---------- PASSAGE PROVIDED ----------

I've gotten the problem down to a simple test program that (probably)
could be trimmed even further... The culprit is the CDIOCRESET ioctl,
which in turns does a Bus Device Reset at the SCSI level. This logs
a message about sending the BDR and then hangs the box (keyboard
still responds if running on a wscons console, but I'm unable to
suspend/kill the process nor switch to a different virtual console.
If in X, the keyboard/mouse *don't* respond and I'm still unable
to get to a different virtual console).
The controller is the following:
ahc0 at pci0 dev 16 function 0
ahc0: interrupting at apic 2 int 16 (irq 11)
ahc0: aic7890/91 Wide Channel A, SCSI Id=7, 16/255 SCBs
The CDROM is:
cd0 at scsibus0 target 5 lun 0: <TOSHIBA, CD-ROM XM-6401TA, 1015> SCSI2 5/cdrom removable
cd0: sync (50.0ns offset 16), 8-bit (20.000MB/s) transfers
There's also a CD-R/RW on the bus, and I haven't tried with that
device yet:
cd1 at scsibus0 target 4 lun 0: <PLEXTOR, CD-R PX-W124TS, 1.07> SCSI2 5/cdrom removable
cd1: sync (50.0ns offset 8), 8-bit (20.000MB/s) transfers
FWIW, the SCSI chain only has those two devices and a SCSI ZIP drive;
the system disks are all IDE, so the BDR shouldn't be interfering with
normal system disk I/O.
>How-To-Repeat:
Given:
/dev/cdrom points to a device for a CDROM hanging off an
`ahc' controller, as below:
rwxr-xr-x 1 root wheel 10 Jul 10 22:42 /dev/cdrom@ -> /dev/rcd0d
There is no media in that CDROM drive.
Now:
Run the following short program (best done on a wscons
text console so results are more evident), and it should
hang the PC (after printing the "Bus Device Reset" message
from the ahc driver).
I believe it should be sufficient to just to the CDIOCRESET
ioctl, without the CDIOCREADSUBCHANNEL first, but have not
verified this.
(Note also that this is a SMP kernel, and has had the signal
trampoline changes from the trunk pulled up... I'm not sure
if either is relevant -- I'll see if I can reproduce this
with a "stock" uniprocessor kernel or an SMP kernel without
any hand-applied changes and append the results here later)

---------- DATA EXCERPTS ----------

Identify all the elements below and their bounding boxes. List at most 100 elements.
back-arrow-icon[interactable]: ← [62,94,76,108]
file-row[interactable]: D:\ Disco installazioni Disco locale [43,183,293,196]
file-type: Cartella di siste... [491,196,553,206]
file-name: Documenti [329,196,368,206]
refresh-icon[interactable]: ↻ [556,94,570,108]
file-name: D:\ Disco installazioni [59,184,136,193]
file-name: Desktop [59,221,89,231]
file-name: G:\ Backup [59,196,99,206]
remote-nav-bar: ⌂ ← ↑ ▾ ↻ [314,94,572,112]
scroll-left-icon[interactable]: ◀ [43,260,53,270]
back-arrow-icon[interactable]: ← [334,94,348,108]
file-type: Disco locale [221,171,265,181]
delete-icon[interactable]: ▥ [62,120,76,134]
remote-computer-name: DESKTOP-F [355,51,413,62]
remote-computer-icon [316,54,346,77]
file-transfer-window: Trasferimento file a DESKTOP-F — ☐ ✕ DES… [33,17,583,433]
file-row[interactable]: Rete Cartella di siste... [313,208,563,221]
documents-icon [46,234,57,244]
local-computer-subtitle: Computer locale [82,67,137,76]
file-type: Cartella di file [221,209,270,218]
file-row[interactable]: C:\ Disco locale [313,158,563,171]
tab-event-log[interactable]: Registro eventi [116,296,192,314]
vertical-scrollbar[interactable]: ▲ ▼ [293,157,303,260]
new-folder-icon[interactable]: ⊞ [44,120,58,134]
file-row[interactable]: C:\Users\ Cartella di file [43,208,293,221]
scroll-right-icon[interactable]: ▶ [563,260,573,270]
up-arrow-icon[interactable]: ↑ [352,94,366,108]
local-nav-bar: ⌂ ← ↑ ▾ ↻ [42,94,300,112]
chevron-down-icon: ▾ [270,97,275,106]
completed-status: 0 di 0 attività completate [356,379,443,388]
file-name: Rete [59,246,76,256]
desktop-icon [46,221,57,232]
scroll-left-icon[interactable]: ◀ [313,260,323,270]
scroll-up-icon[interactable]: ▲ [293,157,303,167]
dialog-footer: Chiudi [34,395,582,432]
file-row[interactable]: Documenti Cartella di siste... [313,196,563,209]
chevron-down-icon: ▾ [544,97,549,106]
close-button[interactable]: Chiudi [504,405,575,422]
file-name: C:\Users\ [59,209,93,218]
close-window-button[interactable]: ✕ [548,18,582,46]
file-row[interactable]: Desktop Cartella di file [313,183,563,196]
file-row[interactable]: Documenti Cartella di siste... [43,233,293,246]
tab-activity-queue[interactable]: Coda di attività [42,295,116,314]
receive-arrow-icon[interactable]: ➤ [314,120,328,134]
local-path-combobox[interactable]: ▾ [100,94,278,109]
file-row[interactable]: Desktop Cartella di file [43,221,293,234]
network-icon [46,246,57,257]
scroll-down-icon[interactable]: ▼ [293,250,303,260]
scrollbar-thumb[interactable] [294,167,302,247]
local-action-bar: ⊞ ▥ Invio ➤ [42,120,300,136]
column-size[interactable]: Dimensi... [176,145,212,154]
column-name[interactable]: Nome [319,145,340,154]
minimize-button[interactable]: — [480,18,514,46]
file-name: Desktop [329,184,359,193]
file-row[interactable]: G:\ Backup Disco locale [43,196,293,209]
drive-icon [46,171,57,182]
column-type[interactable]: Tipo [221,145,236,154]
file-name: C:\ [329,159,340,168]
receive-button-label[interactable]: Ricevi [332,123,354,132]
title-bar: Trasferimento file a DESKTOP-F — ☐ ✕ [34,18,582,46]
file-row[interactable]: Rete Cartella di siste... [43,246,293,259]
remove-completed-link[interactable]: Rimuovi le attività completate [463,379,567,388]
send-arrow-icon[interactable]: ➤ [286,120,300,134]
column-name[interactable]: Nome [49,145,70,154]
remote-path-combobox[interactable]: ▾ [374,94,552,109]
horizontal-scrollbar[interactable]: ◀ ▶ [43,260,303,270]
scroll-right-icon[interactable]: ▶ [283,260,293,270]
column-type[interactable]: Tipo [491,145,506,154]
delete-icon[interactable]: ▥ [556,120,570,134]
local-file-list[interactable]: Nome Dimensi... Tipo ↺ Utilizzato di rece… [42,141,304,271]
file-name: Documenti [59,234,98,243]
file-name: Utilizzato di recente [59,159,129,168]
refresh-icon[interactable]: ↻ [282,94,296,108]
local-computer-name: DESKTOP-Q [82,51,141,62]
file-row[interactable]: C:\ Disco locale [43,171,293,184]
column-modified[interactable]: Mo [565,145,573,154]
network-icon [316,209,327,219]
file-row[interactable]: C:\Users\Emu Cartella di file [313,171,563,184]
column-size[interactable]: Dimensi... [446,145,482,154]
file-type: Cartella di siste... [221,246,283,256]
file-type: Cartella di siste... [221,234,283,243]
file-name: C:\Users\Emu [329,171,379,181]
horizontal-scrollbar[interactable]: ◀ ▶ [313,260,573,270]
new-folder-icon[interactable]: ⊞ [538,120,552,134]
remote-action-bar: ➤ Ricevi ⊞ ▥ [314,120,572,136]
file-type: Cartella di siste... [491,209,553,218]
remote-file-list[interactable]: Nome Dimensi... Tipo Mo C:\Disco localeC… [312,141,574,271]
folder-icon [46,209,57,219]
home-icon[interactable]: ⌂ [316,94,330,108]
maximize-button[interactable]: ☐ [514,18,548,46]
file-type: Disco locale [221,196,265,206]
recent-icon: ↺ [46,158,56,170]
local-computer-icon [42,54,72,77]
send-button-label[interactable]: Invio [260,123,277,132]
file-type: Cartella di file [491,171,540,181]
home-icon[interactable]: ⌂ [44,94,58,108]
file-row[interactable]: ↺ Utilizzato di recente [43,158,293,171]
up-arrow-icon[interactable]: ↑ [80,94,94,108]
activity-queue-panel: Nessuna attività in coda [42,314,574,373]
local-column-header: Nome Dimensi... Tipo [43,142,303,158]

----------

STATED PROBLEM:
Copy everything from "I've gotten the" down to "16 (irq 11)" in the CD-ROM hang report, swapping "virtual console" for "virtual terminal" wherever it appears.

TASK OUTPUT:
I've gotten the problem down to a simple test program that (probably)
could be trimmed even further... The culprit is the CDIOCRESET ioctl,
which in turns does a Bus Device Reset at the SCSI level. This logs
a message about sending the BDR and then hangs the box (keyboard
still responds if running on a wscons console, but I'm unable to
suspend/kill the process nor switch to a different virtual terminal.
If in X, the keyboard/mouse *don't* respond and I'm still unable
to get to a different virtual terminal).
The controller is the following:
ahc0 at pci0 dev 16 function 0
ahc0: interrupting at apic 2 int 16 (irq 11)